◆ Goal of the exercise ◆
Give back all the data exactly, line by line.

◆ Provided data ◆

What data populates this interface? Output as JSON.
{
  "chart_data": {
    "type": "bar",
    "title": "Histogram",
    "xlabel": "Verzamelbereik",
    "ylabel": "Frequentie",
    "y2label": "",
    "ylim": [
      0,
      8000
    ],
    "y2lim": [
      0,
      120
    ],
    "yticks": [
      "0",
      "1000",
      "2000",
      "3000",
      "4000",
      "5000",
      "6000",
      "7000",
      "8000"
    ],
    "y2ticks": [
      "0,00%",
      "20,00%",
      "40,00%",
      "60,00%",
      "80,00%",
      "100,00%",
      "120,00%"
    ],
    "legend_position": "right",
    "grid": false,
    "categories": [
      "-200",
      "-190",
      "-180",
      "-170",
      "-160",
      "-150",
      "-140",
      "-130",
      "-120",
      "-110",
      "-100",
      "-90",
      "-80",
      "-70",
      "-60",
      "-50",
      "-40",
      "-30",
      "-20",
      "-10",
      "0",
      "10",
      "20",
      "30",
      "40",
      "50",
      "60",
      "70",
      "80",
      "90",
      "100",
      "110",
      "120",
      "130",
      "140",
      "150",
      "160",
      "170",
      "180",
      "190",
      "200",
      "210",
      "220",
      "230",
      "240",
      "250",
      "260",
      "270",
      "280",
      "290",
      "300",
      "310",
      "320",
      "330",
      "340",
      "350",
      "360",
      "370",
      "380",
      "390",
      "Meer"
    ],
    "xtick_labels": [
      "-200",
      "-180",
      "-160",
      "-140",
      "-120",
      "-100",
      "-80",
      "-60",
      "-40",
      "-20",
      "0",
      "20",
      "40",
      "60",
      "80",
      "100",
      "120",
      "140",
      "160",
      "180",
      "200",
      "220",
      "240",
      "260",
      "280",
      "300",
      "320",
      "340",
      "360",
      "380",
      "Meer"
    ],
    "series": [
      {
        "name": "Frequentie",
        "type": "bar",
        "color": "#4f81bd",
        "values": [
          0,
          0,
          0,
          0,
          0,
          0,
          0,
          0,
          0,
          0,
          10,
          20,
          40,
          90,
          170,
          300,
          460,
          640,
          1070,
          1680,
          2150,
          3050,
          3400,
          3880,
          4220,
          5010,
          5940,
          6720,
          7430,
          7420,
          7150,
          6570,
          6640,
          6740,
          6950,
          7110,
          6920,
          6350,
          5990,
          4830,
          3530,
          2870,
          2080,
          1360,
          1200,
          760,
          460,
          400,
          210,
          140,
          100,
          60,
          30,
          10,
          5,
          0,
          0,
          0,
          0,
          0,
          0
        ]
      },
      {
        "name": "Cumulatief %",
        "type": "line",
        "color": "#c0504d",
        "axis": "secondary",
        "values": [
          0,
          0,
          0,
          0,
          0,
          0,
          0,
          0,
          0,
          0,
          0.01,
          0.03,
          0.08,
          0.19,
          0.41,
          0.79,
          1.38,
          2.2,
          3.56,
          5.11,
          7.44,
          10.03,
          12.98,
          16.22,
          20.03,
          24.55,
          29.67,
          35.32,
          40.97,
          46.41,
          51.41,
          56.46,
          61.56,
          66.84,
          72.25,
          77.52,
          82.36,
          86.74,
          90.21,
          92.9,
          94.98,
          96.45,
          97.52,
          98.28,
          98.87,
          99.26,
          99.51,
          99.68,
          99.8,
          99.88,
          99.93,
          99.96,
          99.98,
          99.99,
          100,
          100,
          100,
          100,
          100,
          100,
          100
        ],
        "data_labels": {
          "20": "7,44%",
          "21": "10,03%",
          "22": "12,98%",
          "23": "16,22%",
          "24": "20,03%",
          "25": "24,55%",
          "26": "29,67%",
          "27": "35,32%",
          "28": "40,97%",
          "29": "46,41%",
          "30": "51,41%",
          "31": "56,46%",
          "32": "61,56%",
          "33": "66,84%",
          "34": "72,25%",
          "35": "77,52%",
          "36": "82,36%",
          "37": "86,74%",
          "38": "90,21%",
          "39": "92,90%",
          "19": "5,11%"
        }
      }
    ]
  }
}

◆ Reply to the exercise ◆
What data populates this interface? Output as JSON.
{
  "chart_data": {
    "type": "bar",
    "title": "Histogram",
    "xlabel": "Verzamelbereik",
    "ylabel": "Frequentie",
    "y2label": "",
    "ylim": [
      0,
      8000
    ],
    "y2lim": [
      0,
      120
    ],
    "yticks": [
      "0",
      "1000",
      "2000",
      "3000",
      "4000",
      "5000",
      "6000",
      "7000",
      "8000"
    ],
    "y2ticks": [
      "0,00%",
      "20,00%",
      "40,00%",
      "60,00%",
      "80,00%",
      "100,00%",
      "120,00%"
    ],
    "legend_position": "right",
    "grid": false,
    "categories": [
      "-200",
      "-190",
      "-180",
      "-170",
      "-160",
      "-150",
      "-140",
      "-130",
      "-120",
      "-110",
      "-100",
      "-90",
      "-80",
      "-70",
      "-60",
      "-50",
      "-40",
      "-30",
      "-20",
      "-10",
      "0",
      "10",
      "20",
      "30",
      "40",
      "50",
      "60",
      "70",
      "80",
      "90",
      "100",
      "110",
      "120",
      "130",
      "140",
      "150",
      "160",
      "170",
      "180",
      "190",
      "200",
      "210",
      "220",
      "230",
      "240",
      "250",
      "260",
      "270",
      "280",
      "290",
      "300",
      "310",
      "320",
      "330",
      "340",
      "350",
      "360",
      "370",
      "380",
      "390",
      "Meer"
    ],
    "xtick_labels": [
      "-200",
      "-180",
      "-160",
      "-140",
      "-120",
      "-100",
      "-80",
      "-60",
      "-40",
      "-20",
      "0",
      "20",
      "40",
      "60",
      "80",
      "100",
      "120",
      "140",
      "160",
      "180",
      "200",
      "220",
      "240",
      "260",
      "280",
      "300",
      "320",
      "340",
      "360",
      "380",
      "Meer"
    ],
    "series": [
      {
        "name": "Frequentie",
        "type": "bar",
        "color": "#4f81bd",
        "values": [
          0,
          0,
          0,
          0,
          0,
          0,
          0,
          0,
          0,
          0,
          10,
          20,
          40,
          90,
          170,
          300,
          460,
          640,
          1070,
          1680,
          2150,
          3050,
          3400,
          3880,
          4220,
          5010,
          5940,
          6720,
          7430,
          7420,
          7150,
          6570,
          6640,
          6740,
          6950,
          7110,
          6920,
          6350,
          5990,
          4830,
          3530,
          2870,
          2080,
          1360,
          1200,
          760,
          460,
          400,
          210,
          140,
          100,
          60,
          30,
          10,
          5,
          0,
          0,
          0,
          0,
          0,
          0
        ]
      },
      {
        "name": "Cumulatief %",
        "type": "line",
        "color": "#c0504d",
        "axis": "secondary",
        "values": [
          0,
          0,
          0,
          0,
          0,
          0,
          0,
          0,
          0,
          0,
          0.01,
          0.03,
          0.08,
          0.19,
          0.41,
          0.79,
          1.38,
          2.2,
          3.56,
          5.11,
          7.44,
          10.03,
          12.98,
          16.22,
          20.03,
          24.55,
          29.67,
          35.32,
          40.97,
          46.41,
          51.41,
          56.46,
          61.56,
          66.84,
          72.25,
          77.52,
          82.36,
          86.74,
          90.21,
          92.9,
          94.98,
          96.45,
          97.52,
          98.28,
          98.87,
          99.26,
          99.51,
          99.68,
          99.8,
          99.88,
          99.93,
          99.96,
          99.98,
          99.99,
          100,
          100,
          100,
          100,
          100,
          100,
          100
        ],
        "data_labels": {
          "20": "7,44%",
          "21": "10,03%",
          "22": "12,98%",
          "23": "16,22%",
          "24": "20,03%",
          "25": "24,55%",
          "26": "29,67%",
          "27": "35,32%",
          "28": "40,97%",
          "29": "46,41%",
          "30": "51,41%",
          "31": "56,46%",
          "32": "61,56%",
          "33": "66,84%",
          "34": "72,25%",
          "35": "77,52%",
          "36": "82,36%",
          "37": "86,74%",
          "38": "90,21%",
          "39": "92,90%",
          "19": "5,11%"
        }
      }
    ]
  }
}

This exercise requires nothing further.